>> START LISTED ENTRIES

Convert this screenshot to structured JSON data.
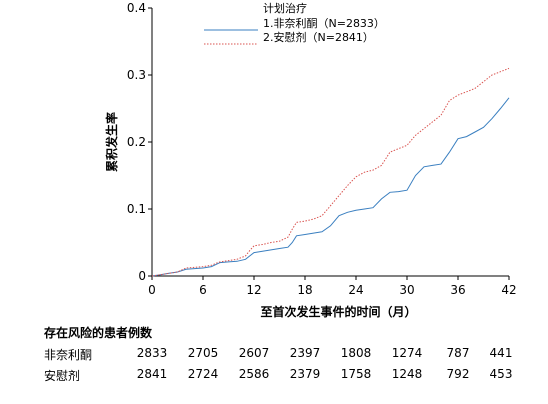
{
  "chart_data": {
    "type": "line",
    "title": "",
    "xlabel": "至首次发生事件的时间（月）",
    "ylabel": "累积发生率",
    "xlim": [
      0,
      42
    ],
    "ylim": [
      0,
      0.4
    ],
    "xticks": [
      0,
      6,
      12,
      18,
      24,
      30,
      36,
      42
    ],
    "yticks": [
      0,
      0.1,
      0.2,
      0.3,
      0.4
    ],
    "ytick_labels": [
      "0",
      "0.1",
      "0.2",
      "0.3",
      "0.4"
    ],
    "legend": {
      "title": "计划治疗",
      "placement": "top-center"
    },
    "series": [
      {
        "name": "1.非奈利酮（N=2833）",
        "color": "#3a7fc0",
        "style": "solid",
        "points": [
          [
            0,
            0
          ],
          [
            1,
            0.002
          ],
          [
            2,
            0.004
          ],
          [
            3,
            0.006
          ],
          [
            3.5,
            0.008
          ],
          [
            4,
            0.01
          ],
          [
            5,
            0.011
          ],
          [
            6,
            0.012
          ],
          [
            7,
            0.014
          ],
          [
            7.5,
            0.017
          ],
          [
            8,
            0.02
          ],
          [
            9,
            0.021
          ],
          [
            10,
            0.022
          ],
          [
            11,
            0.025
          ],
          [
            11.5,
            0.03
          ],
          [
            12,
            0.035
          ],
          [
            13,
            0.037
          ],
          [
            14,
            0.039
          ],
          [
            15,
            0.041
          ],
          [
            16,
            0.043
          ],
          [
            16.5,
            0.05
          ],
          [
            17,
            0.06
          ],
          [
            18,
            0.062
          ],
          [
            19,
            0.064
          ],
          [
            20,
            0.066
          ],
          [
            21,
            0.075
          ],
          [
            22,
            0.09
          ],
          [
            23,
            0.095
          ],
          [
            24,
            0.098
          ],
          [
            25,
            0.1
          ],
          [
            26,
            0.102
          ],
          [
            27,
            0.115
          ],
          [
            28,
            0.125
          ],
          [
            29,
            0.126
          ],
          [
            30,
            0.128
          ],
          [
            31,
            0.15
          ],
          [
            32,
            0.163
          ],
          [
            33,
            0.165
          ],
          [
            34,
            0.167
          ],
          [
            35,
            0.185
          ],
          [
            36,
            0.205
          ],
          [
            37,
            0.208
          ],
          [
            38,
            0.215
          ],
          [
            39,
            0.222
          ],
          [
            40,
            0.235
          ],
          [
            41,
            0.25
          ],
          [
            42,
            0.266
          ]
        ]
      },
      {
        "name": "2.安慰剂（N=2841）",
        "color": "#d9534f",
        "style": "dotted",
        "points": [
          [
            0,
            0
          ],
          [
            1,
            0.002
          ],
          [
            2,
            0.004
          ],
          [
            3,
            0.006
          ],
          [
            3.5,
            0.009
          ],
          [
            4,
            0.012
          ],
          [
            5,
            0.013
          ],
          [
            6,
            0.014
          ],
          [
            7,
            0.016
          ],
          [
            7.5,
            0.019
          ],
          [
            8,
            0.021
          ],
          [
            9,
            0.023
          ],
          [
            10,
            0.025
          ],
          [
            11,
            0.03
          ],
          [
            11.5,
            0.038
          ],
          [
            12,
            0.045
          ],
          [
            13,
            0.047
          ],
          [
            14,
            0.05
          ],
          [
            15,
            0.052
          ],
          [
            16,
            0.058
          ],
          [
            16.5,
            0.07
          ],
          [
            17,
            0.08
          ],
          [
            18,
            0.082
          ],
          [
            19,
            0.085
          ],
          [
            20,
            0.09
          ],
          [
            21,
            0.105
          ],
          [
            22,
            0.12
          ],
          [
            23,
            0.135
          ],
          [
            24,
            0.148
          ],
          [
            25,
            0.155
          ],
          [
            26,
            0.158
          ],
          [
            27,
            0.165
          ],
          [
            28,
            0.185
          ],
          [
            29,
            0.19
          ],
          [
            30,
            0.195
          ],
          [
            31,
            0.21
          ],
          [
            32,
            0.22
          ],
          [
            33,
            0.23
          ],
          [
            34,
            0.24
          ],
          [
            35,
            0.262
          ],
          [
            36,
            0.27
          ],
          [
            37,
            0.275
          ],
          [
            38,
            0.28
          ],
          [
            39,
            0.29
          ],
          [
            40,
            0.3
          ],
          [
            41,
            0.305
          ],
          [
            42,
            0.31
          ]
        ]
      }
    ]
  },
  "risk_table": {
    "title": "存在风险的患者例数",
    "rows": [
      {
        "label": "非奈利酮",
        "values": [
          "2833",
          "2705",
          "2607",
          "2397",
          "1808",
          "1274",
          "787",
          "441"
        ]
      },
      {
        "label": "安慰剂",
        "values": [
          "2841",
          "2724",
          "2586",
          "2379",
          "1758",
          "1248",
          "792",
          "453"
        ]
      }
    ]
  }
}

>> END LISTED ENTRIES

#### EXERCISE DESCRIPTION:
Reproduce every record above exactly, omitting the pictures.

#### SOLUTION:
Convert this screenshot to structured JSON data.
{
  "chart_data": {
    "type": "line",
    "title": "",
    "xlabel": "至首次发生事件的时间（月）",
    "ylabel": "累积发生率",
    "xlim": [
      0,
      42
    ],
    "ylim": [
      0,
      0.4
    ],
    "xticks": [
      0,
      6,
      12,
      18,
      24,
      30,
      36,
      42
    ],
    "yticks": [
      0,
      0.1,
      0.2,
      0.3,
      0.4
    ],
    "ytick_labels": [
      "0",
      "0.1",
      "0.2",
      "0.3",
      "0.4"
    ],
    "legend": {
      "title": "计划治疗",
      "placement": "top-center"
    },
    "series": [
      {
        "name": "1.非奈利酮（N=2833）",
        "color": "#3a7fc0",
        "style": "solid",
        "points": [
          [
            0,
            0
          ],
          [
            1,
            0.002
          ],
          [
            2,
            0.004
          ],
          [
            3,
            0.006
          ],
          [
            3.5,
            0.008
          ],
          [
            4,
            0.01
          ],
          [
            5,
            0.011
          ],
          [
            6,
            0.012
          ],
          [
            7,
            0.014
          ],
          [
            7.5,
            0.017
          ],
          [
            8,
            0.02
          ],
          [
            9,
            0.021
          ],
          [
            10,
            0.022
          ],
          [
            11,
            0.025
          ],
          [
            11.5,
            0.03
          ],
          [
            12,
            0.035
          ],
          [
            13,
            0.037
          ],
          [
            14,
            0.039
          ],
          [
            15,
            0.041
          ],
          [
            16,
            0.043
          ],
          [
            16.5,
            0.05
          ],
          [
            17,
            0.06
          ],
          [
            18,
            0.062
          ],
          [
            19,
            0.064
          ],
          [
            20,
            0.066
          ],
          [
            21,
            0.075
          ],
          [
            22,
            0.09
          ],
          [
            23,
            0.095
          ],
          [
            24,
            0.098
          ],
          [
            25,
            0.1
          ],
          [
            26,
            0.102
          ],
          [
            27,
            0.115
          ],
          [
            28,
            0.125
          ],
          [
            29,
            0.126
          ],
          [
            30,
            0.128
          ],
          [
            31,
            0.15
          ],
          [
            32,
            0.163
          ],
          [
            33,
            0.165
          ],
          [
            34,
            0.167
          ],
          [
            35,
            0.185
          ],
          [
            36,
            0.205
          ],
          [
            37,
            0.208
          ],
          [
            38,
            0.215
          ],
          [
            39,
            0.222
          ],
          [
            40,
            0.235
          ],
          [
            41,
            0.25
          ],
          [
            42,
            0.266
          ]
        ]
      },
      {
        "name": "2.安慰剂（N=2841）",
        "color": "#d9534f",
        "style": "dotted",
        "points": [
          [
            0,
            0
          ],
          [
            1,
            0.002
          ],
          [
            2,
            0.004
          ],
          [
            3,
            0.006
          ],
          [
            3.5,
            0.009
          ],
          [
            4,
            0.012
          ],
          [
            5,
            0.013
          ],
          [
            6,
            0.014
          ],
          [
            7,
            0.016
          ],
          [
            7.5,
            0.019
          ],
          [
            8,
            0.021
          ],
          [
            9,
            0.023
          ],
          [
            10,
            0.025
          ],
          [
            11,
            0.03
          ],
          [
            11.5,
            0.038
          ],
          [
            12,
            0.045
          ],
          [
            13,
            0.047
          ],
          [
            14,
            0.05
          ],
          [
            15,
            0.052
          ],
          [
            16,
            0.058
          ],
          [
            16.5,
            0.07
          ],
          [
            17,
            0.08
          ],
          [
            18,
            0.082
          ],
          [
            19,
            0.085
          ],
          [
            20,
            0.09
          ],
          [
            21,
            0.105
          ],
          [
            22,
            0.12
          ],
          [
            23,
            0.135
          ],
          [
            24,
            0.148
          ],
          [
            25,
            0.155
          ],
          [
            26,
            0.158
          ],
          [
            27,
            0.165
          ],
          [
            28,
            0.185
          ],
          [
            29,
            0.19
          ],
          [
            30,
            0.195
          ],
          [
            31,
            0.21
          ],
          [
            32,
            0.22
          ],
          [
            33,
            0.23
          ],
          [
            34,
            0.24
          ],
          [
            35,
            0.262
          ],
          [
            36,
            0.27
          ],
          [
            37,
            0.275
          ],
          [
            38,
            0.28
          ],
          [
            39,
            0.29
          ],
          [
            40,
            0.3
          ],
          [
            41,
            0.305
          ],
          [
            42,
            0.31
          ]
        ]
      }
    ]
  },
  "risk_table": {
    "title": "存在风险的患者例数",
    "rows": [
      {
        "label": "非奈利酮",
        "values": [
          "2833",
          "2705",
          "2607",
          "2397",
          "1808",
          "1274",
          "787",
          "441"
        ]
      },
      {
        "label": "安慰剂",
        "values": [
          "2841",
          "2724",
          "2586",
          "2379",
          "1758",
          "1248",
          "792",
          "453"
        ]
      }
    ]
  }
}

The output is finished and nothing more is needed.